» **The task**
Copy out every line exactly, passing over the pictures.

» **Extracts from a graphics dataset**
========
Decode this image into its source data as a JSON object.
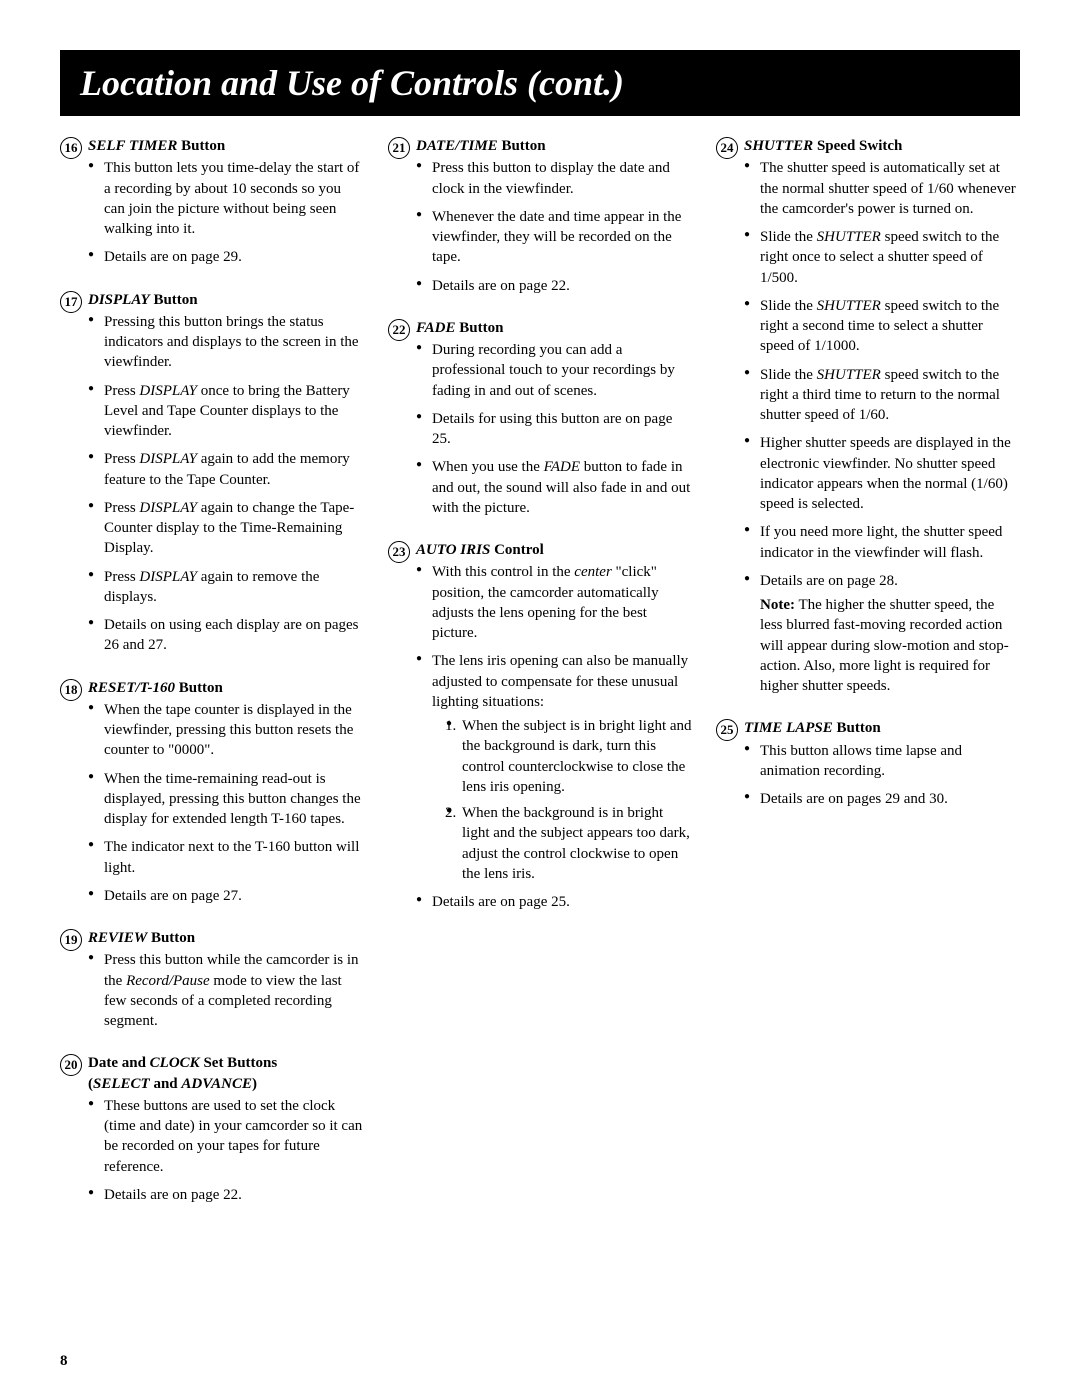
{
  "header": "Location and Use of Controls (cont.)",
  "page_number": "8",
  "columns": [
    {
      "sections": [
        {
          "num": "16",
          "title_italic": "SELF TIMER",
          "title_rest": " Button",
          "bullets": [
            "This button lets you time-delay the start of a recording by about 10 seconds so you can join the picture without being seen walking into it.",
            "Details are on page 29."
          ]
        },
        {
          "num": "17",
          "title_italic": "DISPLAY",
          "title_rest": " Button",
          "bullets": [
            "Pressing this button brings the status indicators and displays to the screen in the viewfinder.",
            "Press <span class='ital'>DISPLAY</span> once to bring the Battery Level and Tape Counter displays to the viewfinder.",
            "Press <span class='ital'>DISPLAY</span> again to add the memory feature to the Tape Counter.",
            "Press <span class='ital'>DISPLAY</span> again to change the Tape-Counter display to the Time-Remaining Display.",
            "Press <span class='ital'>DISPLAY</span> again to remove the displays.",
            "Details on using each display are on pages 26 and 27."
          ]
        },
        {
          "num": "18",
          "title_italic": "RESET/T-160",
          "title_rest": " Button",
          "bullets": [
            "When the tape counter is displayed in the viewfinder, pressing this button resets the counter to \"0000\".",
            "When the time-remaining read-out is displayed, pressing this button changes the display for extended length T-160 tapes.",
            "The indicator next to the T-160 button will light.",
            "Details are on page 27."
          ]
        },
        {
          "num": "19",
          "title_italic": "REVIEW",
          "title_rest": " Button",
          "bullets": [
            "Press this button while the camcorder is in the <span class='ital'>Record/Pause</span> mode to view the last few seconds of a completed recording segment."
          ]
        },
        {
          "num": "20",
          "title_html": "<span class='nonitalic'>Date and </span><span class='ital'>CLOCK</span><span class='nonitalic'> Set Buttons</span><br><span class='nonitalic'>(</span><span class='ital'>SELECT</span><span class='nonitalic'> and </span><span class='ital'>ADVANCE</span><span class='nonitalic'>)</span>",
          "bullets": [
            "These buttons are used to set the clock (time and date) in your camcorder so it can be recorded on your tapes for future reference.",
            "Details are on page 22."
          ]
        }
      ]
    },
    {
      "sections": [
        {
          "num": "21",
          "title_italic": "DATE/TIME",
          "title_rest": " Button",
          "bullets": [
            "Press this button to display the date and clock in the viewfinder.",
            "Whenever the date and time appear in the viewfinder, they will be recorded on the tape.",
            "Details are on page 22."
          ]
        },
        {
          "num": "22",
          "title_italic": "FADE",
          "title_rest": " Button",
          "bullets": [
            "During recording you can add a professional touch to your recordings by fading in and out of scenes.",
            "Details for using this button are on page 25.",
            "When you use the <span class='ital'>FADE</span> button to fade in and out, the sound will also fade in and out with the picture."
          ]
        },
        {
          "num": "23",
          "title_italic": "AUTO IRIS",
          "title_rest": " Control",
          "bullets": [
            "With this control in the <span class='ital'>center</span> \"click\" position, the camcorder automatically adjusts the lens opening for the best picture.",
            "The lens iris opening can also be manually adjusted to compensate for these unusual lighting situations:<ol><li>When the subject is in bright light and the background is dark, turn this control counterclockwise to close the lens iris opening.</li><li>When the background is in bright light and the subject appears too dark, adjust the control clockwise to open the lens iris.</li></ol>",
            "Details are on page 25."
          ]
        }
      ]
    },
    {
      "sections": [
        {
          "num": "24",
          "title_italic": "SHUTTER",
          "title_rest": " Speed Switch",
          "bullets": [
            "The shutter speed is automatically set at the normal shutter speed of 1/60 whenever the camcorder's power is turned on.",
            "Slide the <span class='ital'>SHUTTER</span> speed switch to the right once to select a shutter speed of 1/500.",
            "Slide the <span class='ital'>SHUTTER</span> speed switch to the right a second time to select a shutter speed of 1/1000.",
            "Slide the <span class='ital'>SHUTTER</span> speed switch to the right a third time to return to the normal shutter speed of 1/60.",
            "Higher shutter speeds are displayed in the electronic viewfinder. No shutter speed indicator appears when the normal (1/60) speed is selected.",
            "If you need more light, the shutter speed indicator in the viewfinder will flash.",
            "Details are on page 28.<div class='sub'><span class='bold'>Note:</span> The higher the shutter speed, the less blurred fast-moving recorded action will appear during slow-motion and stop-action. Also, more light is required for higher shutter speeds.</div>"
          ]
        },
        {
          "num": "25",
          "title_italic": "TIME LAPSE",
          "title_rest": " Button",
          "bullets": [
            "This button allows time lapse and animation recording.",
            "Details are on pages 29 and 30."
          ]
        }
      ]
    }
  ]
}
========
» **Exercise result**
Decode this image into its source data as a JSON object.
{
  "header": "Location and Use of Controls (cont.)",
  "page_number": "8",
  "columns": [
    {
      "sections": [
        {
          "num": "16",
          "title_italic": "SELF TIMER",
          "title_rest": " Button",
          "bullets": [
            "This button lets you time-delay the start of a recording by about 10 seconds so you can join the picture without being seen walking into it.",
            "Details are on page 29."
          ]
        },
        {
          "num": "17",
          "title_italic": "DISPLAY",
          "title_rest": " Button",
          "bullets": [
            "Pressing this button brings the status indicators and displays to the screen in the viewfinder.",
            "Press <span class='ital'>DISPLAY</span> once to bring the Battery Level and Tape Counter displays to the viewfinder.",
            "Press <span class='ital'>DISPLAY</span> again to add the memory feature to the Tape Counter.",
            "Press <span class='ital'>DISPLAY</span> again to change the Tape-Counter display to the Time-Remaining Display.",
            "Press <span class='ital'>DISPLAY</span> again to remove the displays.",
            "Details on using each display are on pages 26 and 27."
          ]
        },
        {
          "num": "18",
          "title_italic": "RESET/T-160",
          "title_rest": " Button",
          "bullets": [
            "When the tape counter is displayed in the viewfinder, pressing this button resets the counter to \"0000\".",
            "When the time-remaining read-out is displayed, pressing this button changes the display for extended length T-160 tapes.",
            "The indicator next to the T-160 button will light.",
            "Details are on page 27."
          ]
        },
        {
          "num": "19",
          "title_italic": "REVIEW",
          "title_rest": " Button",
          "bullets": [
            "Press this button while the camcorder is in the <span class='ital'>Record/Pause</span> mode to view the last few seconds of a completed recording segment."
          ]
        },
        {
          "num": "20",
          "title_html": "<span class='nonitalic'>Date and </span><span class='ital'>CLOCK</span><span class='nonitalic'> Set Buttons</span><br><span class='nonitalic'>(</span><span class='ital'>SELECT</span><span class='nonitalic'> and </span><span class='ital'>ADVANCE</span><span class='nonitalic'>)</span>",
          "bullets": [
            "These buttons are used to set the clock (time and date) in your camcorder so it can be recorded on your tapes for future reference.",
            "Details are on page 22."
          ]
        }
      ]
    },
    {
      "sections": [
        {
          "num": "21",
          "title_italic": "DATE/TIME",
          "title_rest": " Button",
          "bullets": [
            "Press this button to display the date and clock in the viewfinder.",
            "Whenever the date and time appear in the viewfinder, they will be recorded on the tape.",
            "Details are on page 22."
          ]
        },
        {
          "num": "22",
          "title_italic": "FADE",
          "title_rest": " Button",
          "bullets": [
            "During recording you can add a professional touch to your recordings by fading in and out of scenes.",
            "Details for using this button are on page 25.",
            "When you use the <span class='ital'>FADE</span> button to fade in and out, the sound will also fade in and out with the picture."
          ]
        },
        {
          "num": "23",
          "title_italic": "AUTO IRIS",
          "title_rest": " Control",
          "bullets": [
            "With this control in the <span class='ital'>center</span> \"click\" position, the camcorder automatically adjusts the lens opening for the best picture.",
            "The lens iris opening can also be manually adjusted to compensate for these unusual lighting situations:<ol><li>When the subject is in bright light and the background is dark, turn this control counterclockwise to close the lens iris opening.</li><li>When the background is in bright light and the subject appears too dark, adjust the control clockwise to open the lens iris.</li></ol>",
            "Details are on page 25."
          ]
        }
      ]
    },
    {
      "sections": [
        {
          "num": "24",
          "title_italic": "SHUTTER",
          "title_rest": " Speed Switch",
          "bullets": [
            "The shutter speed is automatically set at the normal shutter speed of 1/60 whenever the camcorder's power is turned on.",
            "Slide the <span class='ital'>SHUTTER</span> speed switch to the right once to select a shutter speed of 1/500.",
            "Slide the <span class='ital'>SHUTTER</span> speed switch to the right a second time to select a shutter speed of 1/1000.",
            "Slide the <span class='ital'>SHUTTER</span> speed switch to the right a third time to return to the normal shutter speed of 1/60.",
            "Higher shutter speeds are displayed in the electronic viewfinder. No shutter speed indicator appears when the normal (1/60) speed is selected.",
            "If you need more light, the shutter speed indicator in the viewfinder will flash.",
            "Details are on page 28.<div class='sub'><span class='bold'>Note:</span> The higher the shutter speed, the less blurred fast-moving recorded action will appear during slow-motion and stop-action. Also, more light is required for higher shutter speeds.</div>"
          ]
        },
        {
          "num": "25",
          "title_italic": "TIME LAPSE",
          "title_rest": " Button",
          "bullets": [
            "This button allows time lapse and animation recording.",
            "Details are on pages 29 and 30."
          ]
        }
      ]
    }
  ]
}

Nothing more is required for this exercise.